* Task to complete
Write out the material again word for word, dropping any images it holds.

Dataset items
╔══

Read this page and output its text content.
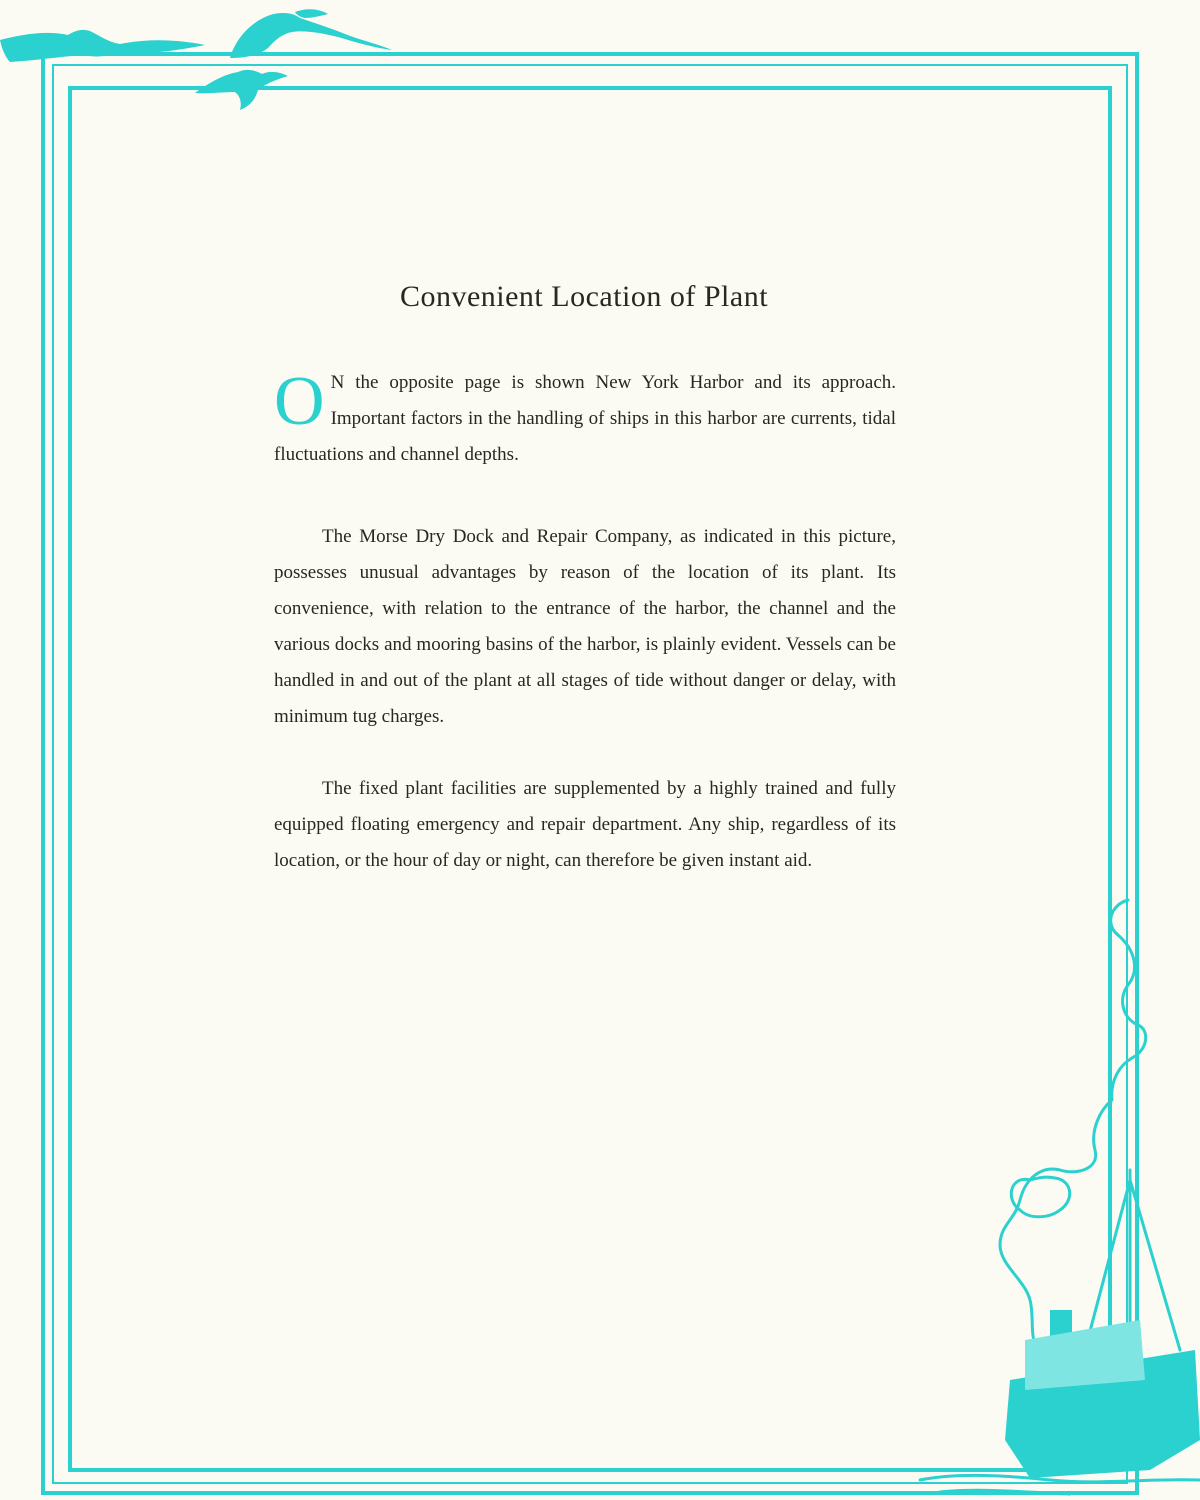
Convenient Location of Plant

O N the opposite page is shown New York Harbor and its approach. Important factors in the handling of ships in this harbor are currents, tidal fluctuations and channel depths.

The Morse Dry Dock and Repair Company, as indicated in this picture, possesses unusual advantages by reason of the location of its plant. Its convenience, with relation to the entrance of the harbor, the channel and the various docks and mooring basins of the harbor, is plainly evident. Vessels can be handled in and out of the plant at all stages of tide without danger or delay, with minimum tug charges.

The fixed plant facilities are supplemented by a highly trained and fully equipped floating emergency and repair department. Any ship, regardless of its location, or the hour of day or night, can therefore be given instant aid.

╚══

* Output for this exercise
Read this page and output its text content.
Convenient Location of Plant

O N the opposite page is shown New York Harbor and its approach. Important factors in the handling of ships in this harbor are currents, tidal fluctuations and channel depths.

The Morse Dry Dock and Repair Company, as indicated in this picture, possesses unusual advantages by reason of the location of its plant. Its convenience, with relation to the entrance of the harbor, the channel and the various docks and mooring basins of the harbor, is plainly evident. Vessels can be handled in and out of the plant at all stages of tide without danger or delay, with minimum tug charges.

The fixed plant facilities are supplemented by a highly trained and fully equipped floating emergency and repair department. Any ship, regardless of its location, or the hour of day or night, can therefore be given instant aid.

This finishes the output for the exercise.